→ **Tareas por realizar**:
a - Según el texto sobre el neutrón, ¿cuál es la vida media de un neutrón fuera del núcleo atómico?
b - Duplica literalmente el fragmento del texto sobre el neutrón que empieza en "Fuera del núcleo" y termina en "aunque ligeramente mayor.".
c - Enumera las partículas en las que se descompone cada neutrón libre según el texto sobre el neutrón.
---- Texto mostrado
Neutrón


El Neutrón es una partícula subatómica, un nucleón, sin carga neta, presente en el núcleo atómico de prácticamente todos los átomos, excepto el protio. Aunque se dice que el neutrón no tiene carga, en realidad está compuesto por tres partículas elementales cargadas llamadas quarks, cuyas cargas sumadas son cero. Por tanto, el neutrón es un barión neutro compuesto por dos quarks de tipo abajo, y un quark de tipo arriba.

Fuera del núcleo atómico, los neutrones son inestables, teniendo una vida media de 14.7 minutos (879,4 ± 0,6 s);[4]​ cada neutrón libre se descompone en un electrón, un antineutrino electrónico y un protón. Su masa es muy similar a la del protón, aunque ligeramente mayor.

El neutrón es necesario para la estabilidad de los núcleos atómicos, a excepción del isótopo hidrógeno-1 que contiene solo un protón. En los núcleos con más de un protón, la fuerza de repulsión electrostática entre éstos tiende a desintegrarlos. La presencia de un número parecido de neutrones al de los protones aseguran estabilidad de tales núcleos ya que no tienen carga eléctrica pero proveen fuerzas atractivas adicionales a través de su participación en la fuerza fuerte. Por eso, la interacción nuclear fuerte es responsable de mantener estables los núcleos atómicos.
--------
---- Fragmentos de datos
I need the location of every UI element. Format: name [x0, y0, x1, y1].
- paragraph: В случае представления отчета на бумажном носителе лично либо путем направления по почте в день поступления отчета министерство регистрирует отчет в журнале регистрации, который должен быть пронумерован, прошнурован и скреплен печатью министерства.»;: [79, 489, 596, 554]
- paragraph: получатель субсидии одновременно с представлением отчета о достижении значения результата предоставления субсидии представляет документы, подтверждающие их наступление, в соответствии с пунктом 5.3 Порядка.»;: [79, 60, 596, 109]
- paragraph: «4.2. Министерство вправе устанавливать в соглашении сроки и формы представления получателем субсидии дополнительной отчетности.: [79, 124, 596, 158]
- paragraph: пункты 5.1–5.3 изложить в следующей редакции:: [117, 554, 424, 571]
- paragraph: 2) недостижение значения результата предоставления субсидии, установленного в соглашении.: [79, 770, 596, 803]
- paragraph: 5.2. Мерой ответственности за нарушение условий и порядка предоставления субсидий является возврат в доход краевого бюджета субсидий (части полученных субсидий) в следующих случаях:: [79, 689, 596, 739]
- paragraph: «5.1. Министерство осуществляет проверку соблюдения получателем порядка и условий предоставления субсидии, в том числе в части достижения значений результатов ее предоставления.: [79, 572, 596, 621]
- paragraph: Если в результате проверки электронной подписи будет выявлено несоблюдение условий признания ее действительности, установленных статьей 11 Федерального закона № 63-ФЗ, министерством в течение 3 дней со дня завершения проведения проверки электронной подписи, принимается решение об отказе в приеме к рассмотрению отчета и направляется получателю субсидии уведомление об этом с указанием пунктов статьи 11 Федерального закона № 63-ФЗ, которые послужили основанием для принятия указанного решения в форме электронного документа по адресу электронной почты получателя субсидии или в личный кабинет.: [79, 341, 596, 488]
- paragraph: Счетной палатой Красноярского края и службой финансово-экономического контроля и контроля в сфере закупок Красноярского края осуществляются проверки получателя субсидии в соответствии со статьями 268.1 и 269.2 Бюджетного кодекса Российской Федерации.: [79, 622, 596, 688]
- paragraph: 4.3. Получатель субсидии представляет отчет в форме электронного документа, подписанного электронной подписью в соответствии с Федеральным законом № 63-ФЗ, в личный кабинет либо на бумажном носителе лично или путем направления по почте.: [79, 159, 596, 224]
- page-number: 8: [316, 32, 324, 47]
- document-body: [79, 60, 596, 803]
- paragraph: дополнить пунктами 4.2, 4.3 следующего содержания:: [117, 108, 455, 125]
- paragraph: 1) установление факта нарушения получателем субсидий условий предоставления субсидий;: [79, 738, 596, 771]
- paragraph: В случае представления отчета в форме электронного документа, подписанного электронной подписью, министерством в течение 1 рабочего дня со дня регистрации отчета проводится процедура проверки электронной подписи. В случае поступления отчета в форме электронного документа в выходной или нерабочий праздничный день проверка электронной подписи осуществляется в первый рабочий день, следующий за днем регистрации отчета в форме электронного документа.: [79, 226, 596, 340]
--------
→ **Respuestas por tarea**:
a - Fuera del núcleo atómico, el neutrón tiene una vida media de 14.7 minutos (879,4 ± 0,6 s).

b -
Fuera del núcleo atómico, los neutrones son inestables, teniendo una vida media de 14.7 minutos (879,4 ± 0,6 s);[4]​ cada neutrón libre se descompone en un electrón, un antineutrino electrónico y un protón. Su masa es muy similar a la del protón, aunque ligeramente mayor.

c - Un electrón, un antineutrino electrónico y un protón.